[Dataset entries]

● ● ● ● ●

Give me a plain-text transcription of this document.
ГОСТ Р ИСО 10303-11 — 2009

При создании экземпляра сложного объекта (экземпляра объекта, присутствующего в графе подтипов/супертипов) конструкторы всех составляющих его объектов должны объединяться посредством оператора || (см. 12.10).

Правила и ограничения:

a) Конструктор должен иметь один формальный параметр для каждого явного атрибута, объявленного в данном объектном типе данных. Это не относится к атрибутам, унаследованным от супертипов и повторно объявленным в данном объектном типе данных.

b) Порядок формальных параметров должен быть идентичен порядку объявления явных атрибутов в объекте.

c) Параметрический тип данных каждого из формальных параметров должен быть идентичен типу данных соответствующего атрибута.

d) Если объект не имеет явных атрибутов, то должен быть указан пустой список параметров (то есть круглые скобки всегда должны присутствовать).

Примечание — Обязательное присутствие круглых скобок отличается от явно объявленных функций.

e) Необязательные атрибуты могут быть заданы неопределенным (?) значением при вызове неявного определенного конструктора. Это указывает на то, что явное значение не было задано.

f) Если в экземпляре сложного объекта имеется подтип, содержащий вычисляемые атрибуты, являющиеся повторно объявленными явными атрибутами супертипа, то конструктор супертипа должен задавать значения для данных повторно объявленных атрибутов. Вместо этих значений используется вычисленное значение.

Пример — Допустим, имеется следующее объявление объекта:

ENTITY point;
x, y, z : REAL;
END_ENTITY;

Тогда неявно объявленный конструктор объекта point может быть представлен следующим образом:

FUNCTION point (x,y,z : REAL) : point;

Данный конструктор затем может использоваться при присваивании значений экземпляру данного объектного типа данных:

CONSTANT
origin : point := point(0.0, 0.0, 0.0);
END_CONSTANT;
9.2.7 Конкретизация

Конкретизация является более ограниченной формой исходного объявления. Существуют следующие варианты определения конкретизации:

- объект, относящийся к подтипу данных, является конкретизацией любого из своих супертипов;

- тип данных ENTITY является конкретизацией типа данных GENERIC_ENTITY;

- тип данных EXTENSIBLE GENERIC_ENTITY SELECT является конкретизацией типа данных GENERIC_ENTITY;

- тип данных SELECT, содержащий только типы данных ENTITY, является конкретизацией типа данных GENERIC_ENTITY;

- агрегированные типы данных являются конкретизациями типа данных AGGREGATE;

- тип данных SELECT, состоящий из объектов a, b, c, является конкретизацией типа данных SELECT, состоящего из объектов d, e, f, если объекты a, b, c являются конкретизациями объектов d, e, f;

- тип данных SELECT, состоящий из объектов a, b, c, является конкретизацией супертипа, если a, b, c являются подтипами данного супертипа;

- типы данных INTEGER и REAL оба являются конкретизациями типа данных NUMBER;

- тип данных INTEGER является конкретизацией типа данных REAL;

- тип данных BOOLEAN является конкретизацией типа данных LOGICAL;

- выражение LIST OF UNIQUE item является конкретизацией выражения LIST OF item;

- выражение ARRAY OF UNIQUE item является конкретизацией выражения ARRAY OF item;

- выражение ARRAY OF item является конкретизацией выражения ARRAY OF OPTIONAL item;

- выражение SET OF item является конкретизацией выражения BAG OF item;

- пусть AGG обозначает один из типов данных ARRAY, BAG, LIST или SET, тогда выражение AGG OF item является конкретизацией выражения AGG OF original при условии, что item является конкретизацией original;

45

● ● ● ● ●

# [Exercise aim]
Report only the number of lines in the listing that contain the word "формальных".

# [Problem solution]
2